start
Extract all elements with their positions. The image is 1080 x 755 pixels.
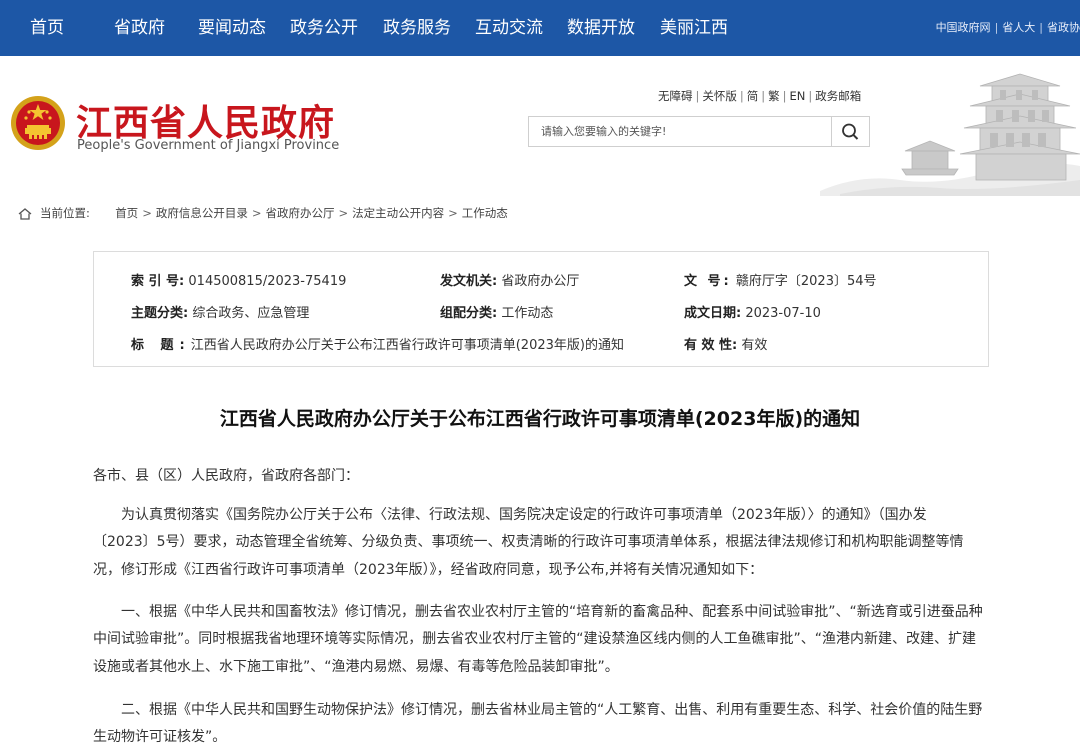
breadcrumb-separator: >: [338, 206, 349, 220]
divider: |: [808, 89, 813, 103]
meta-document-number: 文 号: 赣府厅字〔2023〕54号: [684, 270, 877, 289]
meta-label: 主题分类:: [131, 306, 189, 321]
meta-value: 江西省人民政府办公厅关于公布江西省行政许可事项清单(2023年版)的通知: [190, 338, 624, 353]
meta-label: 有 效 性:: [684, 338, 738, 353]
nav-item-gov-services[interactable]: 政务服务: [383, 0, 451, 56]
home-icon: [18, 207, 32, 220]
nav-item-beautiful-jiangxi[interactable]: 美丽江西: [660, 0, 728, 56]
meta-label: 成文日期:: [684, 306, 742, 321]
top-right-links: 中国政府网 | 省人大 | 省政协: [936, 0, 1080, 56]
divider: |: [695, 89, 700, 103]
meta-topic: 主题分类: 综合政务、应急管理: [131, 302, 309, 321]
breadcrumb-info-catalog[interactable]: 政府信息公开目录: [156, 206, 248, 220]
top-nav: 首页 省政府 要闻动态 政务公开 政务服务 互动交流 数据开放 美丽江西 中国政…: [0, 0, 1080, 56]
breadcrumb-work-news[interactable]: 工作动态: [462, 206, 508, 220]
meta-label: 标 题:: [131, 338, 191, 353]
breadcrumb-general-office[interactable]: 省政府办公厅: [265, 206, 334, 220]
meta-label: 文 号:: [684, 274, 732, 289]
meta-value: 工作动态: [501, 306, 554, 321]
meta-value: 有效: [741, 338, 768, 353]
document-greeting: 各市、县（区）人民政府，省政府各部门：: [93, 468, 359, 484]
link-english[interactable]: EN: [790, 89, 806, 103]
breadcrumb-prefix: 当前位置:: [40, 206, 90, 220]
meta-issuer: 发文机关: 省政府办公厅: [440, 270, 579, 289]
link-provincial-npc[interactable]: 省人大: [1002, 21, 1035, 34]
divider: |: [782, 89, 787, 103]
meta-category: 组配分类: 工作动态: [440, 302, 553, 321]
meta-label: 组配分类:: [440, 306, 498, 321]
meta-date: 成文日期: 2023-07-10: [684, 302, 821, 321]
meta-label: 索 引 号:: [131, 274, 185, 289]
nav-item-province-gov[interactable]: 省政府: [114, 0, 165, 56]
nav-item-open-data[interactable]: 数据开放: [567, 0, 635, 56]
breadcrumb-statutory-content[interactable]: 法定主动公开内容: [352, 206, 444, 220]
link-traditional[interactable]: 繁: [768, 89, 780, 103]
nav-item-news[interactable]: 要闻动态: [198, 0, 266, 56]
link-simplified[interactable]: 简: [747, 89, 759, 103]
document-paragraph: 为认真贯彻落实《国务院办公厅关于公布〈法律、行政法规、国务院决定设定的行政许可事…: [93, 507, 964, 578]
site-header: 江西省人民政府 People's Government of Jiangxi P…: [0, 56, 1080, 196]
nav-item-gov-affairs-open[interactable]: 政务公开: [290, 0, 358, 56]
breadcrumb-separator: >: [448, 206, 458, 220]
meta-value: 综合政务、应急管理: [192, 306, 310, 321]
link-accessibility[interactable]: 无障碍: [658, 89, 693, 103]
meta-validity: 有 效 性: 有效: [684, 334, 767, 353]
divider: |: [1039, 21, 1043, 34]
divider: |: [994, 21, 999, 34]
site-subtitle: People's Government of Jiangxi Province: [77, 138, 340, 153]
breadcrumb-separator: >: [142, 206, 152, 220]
end
Pull every line from the records above, copying each one character for character, and leave out the pictures.

Extract all elements with their positions. The image is 1080 x 755 pixels.
breadcrumb-separator: >: [338, 206, 349, 220]
divider: |: [808, 89, 813, 103]
meta-document-number: 文 号: 赣府厅字〔2023〕54号: [684, 270, 877, 289]
meta-label: 主题分类:: [131, 306, 189, 321]
meta-value: 江西省人民政府办公厅关于公布江西省行政许可事项清单(2023年版)的通知: [190, 338, 624, 353]
meta-label: 有 效 性:: [684, 338, 738, 353]
nav-item-gov-services[interactable]: 政务服务: [383, 0, 451, 56]
home-icon: [18, 207, 32, 220]
nav-item-beautiful-jiangxi[interactable]: 美丽江西: [660, 0, 728, 56]
meta-label: 成文日期:: [684, 306, 742, 321]
top-right-links: 中国政府网 | 省人大 | 省政协: [936, 0, 1080, 56]
divider: |: [695, 89, 700, 103]
meta-topic: 主题分类: 综合政务、应急管理: [131, 302, 309, 321]
breadcrumb-info-catalog[interactable]: 政府信息公开目录: [156, 206, 248, 220]
top-nav: 首页 省政府 要闻动态 政务公开 政务服务 互动交流 数据开放 美丽江西 中国政…: [0, 0, 1080, 56]
breadcrumb-work-news[interactable]: 工作动态: [462, 206, 508, 220]
meta-label: 标 题:: [131, 338, 191, 353]
breadcrumb-general-office[interactable]: 省政府办公厅: [265, 206, 334, 220]
meta-label: 文 号:: [684, 274, 732, 289]
meta-value: 工作动态: [501, 306, 554, 321]
meta-value: 有效: [741, 338, 768, 353]
document-greeting: 各市、县（区）人民政府，省政府各部门：: [93, 468, 359, 484]
link-english[interactable]: EN: [790, 89, 806, 103]
breadcrumb-prefix: 当前位置:: [40, 206, 90, 220]
meta-issuer: 发文机关: 省政府办公厅: [440, 270, 579, 289]
link-provincial-npc[interactable]: 省人大: [1002, 21, 1035, 34]
divider: |: [782, 89, 787, 103]
meta-category: 组配分类: 工作动态: [440, 302, 553, 321]
meta-label: 组配分类:: [440, 306, 498, 321]
meta-date: 成文日期: 2023-07-10: [684, 302, 821, 321]
meta-label: 索 引 号:: [131, 274, 185, 289]
nav-item-province-gov[interactable]: 省政府: [114, 0, 165, 56]
nav-item-open-data[interactable]: 数据开放: [567, 0, 635, 56]
breadcrumb-statutory-content[interactable]: 法定主动公开内容: [352, 206, 444, 220]
link-traditional[interactable]: 繁: [768, 89, 780, 103]
nav-item-news[interactable]: 要闻动态: [198, 0, 266, 56]
link-simplified[interactable]: 简: [747, 89, 759, 103]
document-paragraph: 为认真贯彻落实《国务院办公厅关于公布〈法律、行政法规、国务院决定设定的行政许可事…: [93, 507, 964, 578]
site-header: 江西省人民政府 People's Government of Jiangxi P…: [0, 56, 1080, 196]
nav-item-gov-affairs-open[interactable]: 政务公开: [290, 0, 358, 56]
breadcrumb-separator: >: [448, 206, 458, 220]
meta-value: 综合政务、应急管理: [192, 306, 310, 321]
link-accessibility[interactable]: 无障碍: [658, 89, 693, 103]
meta-validity: 有 效 性: 有效: [684, 334, 767, 353]
divider: |: [1039, 21, 1043, 34]
divider: |: [994, 21, 999, 34]
site-subtitle: People's Government of Jiangxi Province: [77, 138, 340, 153]
breadcrumb-separator: >: [142, 206, 152, 220]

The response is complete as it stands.